(Collected data entries)
* BEGIN *
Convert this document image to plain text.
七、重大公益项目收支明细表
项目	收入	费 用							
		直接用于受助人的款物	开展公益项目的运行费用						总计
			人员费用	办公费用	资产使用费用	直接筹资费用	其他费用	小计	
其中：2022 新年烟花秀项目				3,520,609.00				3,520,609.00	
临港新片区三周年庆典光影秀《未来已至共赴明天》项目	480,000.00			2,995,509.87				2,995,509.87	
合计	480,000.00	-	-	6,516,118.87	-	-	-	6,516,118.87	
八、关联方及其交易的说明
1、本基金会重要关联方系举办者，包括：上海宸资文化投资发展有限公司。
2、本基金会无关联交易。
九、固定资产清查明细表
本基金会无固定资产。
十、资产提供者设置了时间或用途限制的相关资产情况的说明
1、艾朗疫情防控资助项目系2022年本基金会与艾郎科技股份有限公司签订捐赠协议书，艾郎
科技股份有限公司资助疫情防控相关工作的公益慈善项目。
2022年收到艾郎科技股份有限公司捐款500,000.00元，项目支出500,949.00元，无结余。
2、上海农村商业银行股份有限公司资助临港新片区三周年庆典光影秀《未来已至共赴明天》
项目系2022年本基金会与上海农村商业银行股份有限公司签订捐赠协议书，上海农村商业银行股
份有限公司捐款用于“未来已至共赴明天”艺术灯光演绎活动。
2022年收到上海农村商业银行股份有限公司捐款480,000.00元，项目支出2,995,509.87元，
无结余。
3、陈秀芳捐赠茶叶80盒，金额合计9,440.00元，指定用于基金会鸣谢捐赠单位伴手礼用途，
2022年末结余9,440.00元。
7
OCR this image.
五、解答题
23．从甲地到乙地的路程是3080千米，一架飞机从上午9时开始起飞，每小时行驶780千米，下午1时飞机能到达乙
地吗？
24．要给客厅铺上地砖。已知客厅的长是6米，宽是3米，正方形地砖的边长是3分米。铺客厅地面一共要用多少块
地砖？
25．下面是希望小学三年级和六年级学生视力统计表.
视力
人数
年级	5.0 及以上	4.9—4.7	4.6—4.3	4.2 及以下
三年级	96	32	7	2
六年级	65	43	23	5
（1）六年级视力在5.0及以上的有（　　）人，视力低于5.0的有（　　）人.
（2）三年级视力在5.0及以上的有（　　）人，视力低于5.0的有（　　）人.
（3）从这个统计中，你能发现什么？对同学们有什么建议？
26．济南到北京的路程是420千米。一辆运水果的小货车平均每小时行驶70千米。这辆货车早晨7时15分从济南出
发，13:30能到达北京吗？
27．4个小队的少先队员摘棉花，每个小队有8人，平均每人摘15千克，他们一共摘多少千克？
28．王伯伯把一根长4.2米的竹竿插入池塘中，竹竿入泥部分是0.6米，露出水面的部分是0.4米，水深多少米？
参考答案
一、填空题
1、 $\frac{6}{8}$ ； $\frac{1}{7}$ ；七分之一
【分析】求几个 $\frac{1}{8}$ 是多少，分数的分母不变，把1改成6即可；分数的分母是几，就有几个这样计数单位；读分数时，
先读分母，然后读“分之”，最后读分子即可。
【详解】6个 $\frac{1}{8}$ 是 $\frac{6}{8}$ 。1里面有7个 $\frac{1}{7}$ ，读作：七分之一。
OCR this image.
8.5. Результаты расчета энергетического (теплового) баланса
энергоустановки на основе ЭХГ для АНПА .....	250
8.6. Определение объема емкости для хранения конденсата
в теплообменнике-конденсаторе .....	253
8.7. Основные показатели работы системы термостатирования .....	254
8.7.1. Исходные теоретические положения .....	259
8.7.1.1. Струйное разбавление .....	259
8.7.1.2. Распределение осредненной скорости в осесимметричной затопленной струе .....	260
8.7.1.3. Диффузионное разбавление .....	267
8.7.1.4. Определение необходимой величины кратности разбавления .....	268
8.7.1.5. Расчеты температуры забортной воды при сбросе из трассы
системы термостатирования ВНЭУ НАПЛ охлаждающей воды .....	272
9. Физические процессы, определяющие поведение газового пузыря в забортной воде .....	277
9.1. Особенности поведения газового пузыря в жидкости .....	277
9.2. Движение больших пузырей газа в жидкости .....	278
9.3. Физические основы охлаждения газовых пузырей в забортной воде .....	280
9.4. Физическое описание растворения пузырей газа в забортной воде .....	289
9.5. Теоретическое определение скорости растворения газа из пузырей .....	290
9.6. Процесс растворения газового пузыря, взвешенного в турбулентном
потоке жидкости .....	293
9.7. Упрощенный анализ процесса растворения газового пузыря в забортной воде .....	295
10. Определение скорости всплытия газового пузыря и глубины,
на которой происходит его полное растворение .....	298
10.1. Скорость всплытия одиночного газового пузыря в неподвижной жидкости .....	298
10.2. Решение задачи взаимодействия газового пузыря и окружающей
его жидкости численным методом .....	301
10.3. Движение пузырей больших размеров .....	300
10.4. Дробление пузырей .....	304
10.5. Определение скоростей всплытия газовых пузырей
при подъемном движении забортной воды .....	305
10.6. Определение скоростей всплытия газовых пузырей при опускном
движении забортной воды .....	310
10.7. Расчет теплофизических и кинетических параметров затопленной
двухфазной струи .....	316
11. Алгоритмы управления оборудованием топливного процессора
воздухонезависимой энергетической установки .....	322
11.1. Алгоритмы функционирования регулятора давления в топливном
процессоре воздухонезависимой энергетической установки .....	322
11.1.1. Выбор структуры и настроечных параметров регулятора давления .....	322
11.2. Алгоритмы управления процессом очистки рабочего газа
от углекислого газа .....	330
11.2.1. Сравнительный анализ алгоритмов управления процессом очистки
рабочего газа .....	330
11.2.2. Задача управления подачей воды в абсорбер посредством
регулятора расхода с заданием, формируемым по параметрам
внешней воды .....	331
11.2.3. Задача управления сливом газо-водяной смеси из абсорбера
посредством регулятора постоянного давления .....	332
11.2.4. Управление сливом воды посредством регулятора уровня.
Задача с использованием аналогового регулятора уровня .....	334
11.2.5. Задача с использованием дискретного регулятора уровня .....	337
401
* END *
*WHAT YOU WILL DO*. Each line of the material above must be retyped precisely.

*RESPONSE FOR THIS EXERCISE*.
Convert this document image to plain text.
七、重大公益项目收支明细表
项目	收入	费 用							
		直接用于受助人的款物	开展公益项目的运行费用						总计
			人员费用	办公费用	资产使用费用	直接筹资费用	其他费用	小计	
其中：2022 新年烟花秀项目				3,520,609.00				3,520,609.00	
临港新片区三周年庆典光影秀《未来已至共赴明天》项目	480,000.00			2,995,509.87				2,995,509.87	
合计	480,000.00	-	-	6,516,118.87	-	-	-	6,516,118.87	
八、关联方及其交易的说明
1、本基金会重要关联方系举办者，包括：上海宸资文化投资发展有限公司。
2、本基金会无关联交易。
九、固定资产清查明细表
本基金会无固定资产。
十、资产提供者设置了时间或用途限制的相关资产情况的说明
1、艾朗疫情防控资助项目系2022年本基金会与艾郎科技股份有限公司签订捐赠协议书，艾郎
科技股份有限公司资助疫情防控相关工作的公益慈善项目。
2022年收到艾郎科技股份有限公司捐款500,000.00元，项目支出500,949.00元，无结余。
2、上海农村商业银行股份有限公司资助临港新片区三周年庆典光影秀《未来已至共赴明天》
项目系2022年本基金会与上海农村商业银行股份有限公司签订捐赠协议书，上海农村商业银行股
份有限公司捐款用于“未来已至共赴明天”艺术灯光演绎活动。
2022年收到上海农村商业银行股份有限公司捐款480,000.00元，项目支出2,995,509.87元，
无结余。
3、陈秀芳捐赠茶叶80盒，金额合计9,440.00元，指定用于基金会鸣谢捐赠单位伴手礼用途，
2022年末结余9,440.00元。
7
OCR this image.
五、解答题
23．从甲地到乙地的路程是3080千米，一架飞机从上午9时开始起飞，每小时行驶780千米，下午1时飞机能到达乙
地吗？
24．要给客厅铺上地砖。已知客厅的长是6米，宽是3米，正方形地砖的边长是3分米。铺客厅地面一共要用多少块
地砖？
25．下面是希望小学三年级和六年级学生视力统计表.
视力
人数
年级	5.0 及以上	4.9—4.7	4.6—4.3	4.2 及以下
三年级	96	32	7	2
六年级	65	43	23	5
（1）六年级视力在5.0及以上的有（　　）人，视力低于5.0的有（　　）人.
（2）三年级视力在5.0及以上的有（　　）人，视力低于5.0的有（　　）人.
（3）从这个统计中，你能发现什么？对同学们有什么建议？
26．济南到北京的路程是420千米。一辆运水果的小货车平均每小时行驶70千米。这辆货车早晨7时15分从济南出
发，13:30能到达北京吗？
27．4个小队的少先队员摘棉花，每个小队有8人，平均每人摘15千克，他们一共摘多少千克？
28．王伯伯把一根长4.2米的竹竿插入池塘中，竹竿入泥部分是0.6米，露出水面的部分是0.4米，水深多少米？
参考答案
一、填空题
1、 $\frac{6}{8}$ ； $\frac{1}{7}$ ；七分之一
【分析】求几个 $\frac{1}{8}$ 是多少，分数的分母不变，把1改成6即可；分数的分母是几，就有几个这样计数单位；读分数时，
先读分母，然后读“分之”，最后读分子即可。
【详解】6个 $\frac{1}{8}$ 是 $\frac{6}{8}$ 。1里面有7个 $\frac{1}{7}$ ，读作：七分之一。
OCR this image.
8.5. Результаты расчета энергетического (теплового) баланса
энергоустановки на основе ЭХГ для АНПА .....	250
8.6. Определение объема емкости для хранения конденсата
в теплообменнике-конденсаторе .....	253
8.7. Основные показатели работы системы термостатирования .....	254
8.7.1. Исходные теоретические положения .....	259
8.7.1.1. Струйное разбавление .....	259
8.7.1.2. Распределение осредненной скорости в осесимметричной затопленной струе .....	260
8.7.1.3. Диффузионное разбавление .....	267
8.7.1.4. Определение необходимой величины кратности разбавления .....	268
8.7.1.5. Расчеты температуры забортной воды при сбросе из трассы
системы термостатирования ВНЭУ НАПЛ охлаждающей воды .....	272
9. Физические процессы, определяющие поведение газового пузыря в забортной воде .....	277
9.1. Особенности поведения газового пузыря в жидкости .....	277
9.2. Движение больших пузырей газа в жидкости .....	278
9.3. Физические основы охлаждения газовых пузырей в забортной воде .....	280
9.4. Физическое описание растворения пузырей газа в забортной воде .....	289
9.5. Теоретическое определение скорости растворения газа из пузырей .....	290
9.6. Процесс растворения газового пузыря, взвешенного в турбулентном
потоке жидкости .....	293
9.7. Упрощенный анализ процесса растворения газового пузыря в забортной воде .....	295
10. Определение скорости всплытия газового пузыря и глубины,
на которой происходит его полное растворение .....	298
10.1. Скорость всплытия одиночного газового пузыря в неподвижной жидкости .....	298
10.2. Решение задачи взаимодействия газового пузыря и окружающей
его жидкости численным методом .....	301
10.3. Движение пузырей больших размеров .....	300
10.4. Дробление пузырей .....	304
10.5. Определение скоростей всплытия газовых пузырей
при подъемном движении забортной воды .....	305
10.6. Определение скоростей всплытия газовых пузырей при опускном
движении забортной воды .....	310
10.7. Расчет теплофизических и кинетических параметров затопленной
двухфазной струи .....	316
11. Алгоритмы управления оборудованием топливного процессора
воздухонезависимой энергетической установки .....	322
11.1. Алгоритмы функционирования регулятора давления в топливном
процессоре воздухонезависимой энергетической установки .....	322
11.1.1. Выбор структуры и настроечных параметров регулятора давления .....	322
11.2. Алгоритмы управления процессом очистки рабочего газа
от углекислого газа .....	330
11.2.1. Сравнительный анализ алгоритмов управления процессом очистки
рабочего газа .....	330
11.2.2. Задача управления подачей воды в абсорбер посредством
регулятора расхода с заданием, формируемым по параметрам
внешней воды .....	331
11.2.3. Задача управления сливом газо-водяной смеси из абсорбера
посредством регулятора постоянного давления .....	332
11.2.4. Управление сливом воды посредством регулятора уровня.
Задача с использованием аналогового регулятора уровня .....	334
11.2.5. Задача с использованием дискретного регулятора уровня .....	337
401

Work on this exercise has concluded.